-- Start of PROVIDED RECORDS --
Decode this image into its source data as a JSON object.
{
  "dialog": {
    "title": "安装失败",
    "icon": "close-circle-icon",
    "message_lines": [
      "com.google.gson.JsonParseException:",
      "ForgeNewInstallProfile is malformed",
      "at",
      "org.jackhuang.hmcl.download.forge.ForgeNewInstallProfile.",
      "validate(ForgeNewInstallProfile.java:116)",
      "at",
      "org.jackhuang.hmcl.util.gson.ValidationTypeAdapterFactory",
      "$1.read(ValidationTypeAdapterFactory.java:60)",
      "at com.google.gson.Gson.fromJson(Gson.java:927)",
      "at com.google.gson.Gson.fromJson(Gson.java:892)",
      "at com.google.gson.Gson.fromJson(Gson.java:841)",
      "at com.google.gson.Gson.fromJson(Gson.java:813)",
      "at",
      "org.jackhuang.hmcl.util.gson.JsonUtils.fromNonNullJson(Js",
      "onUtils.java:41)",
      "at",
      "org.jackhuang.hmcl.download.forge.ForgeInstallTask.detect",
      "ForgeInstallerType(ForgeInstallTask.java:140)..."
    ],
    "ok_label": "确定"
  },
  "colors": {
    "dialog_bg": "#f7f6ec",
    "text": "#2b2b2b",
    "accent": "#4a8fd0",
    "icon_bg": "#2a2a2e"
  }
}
-- End of PROVIDED RECORDS --
Each line of the data that includes the word "ForgeNewInstallProfile" counts once; report the total and nothing more.

3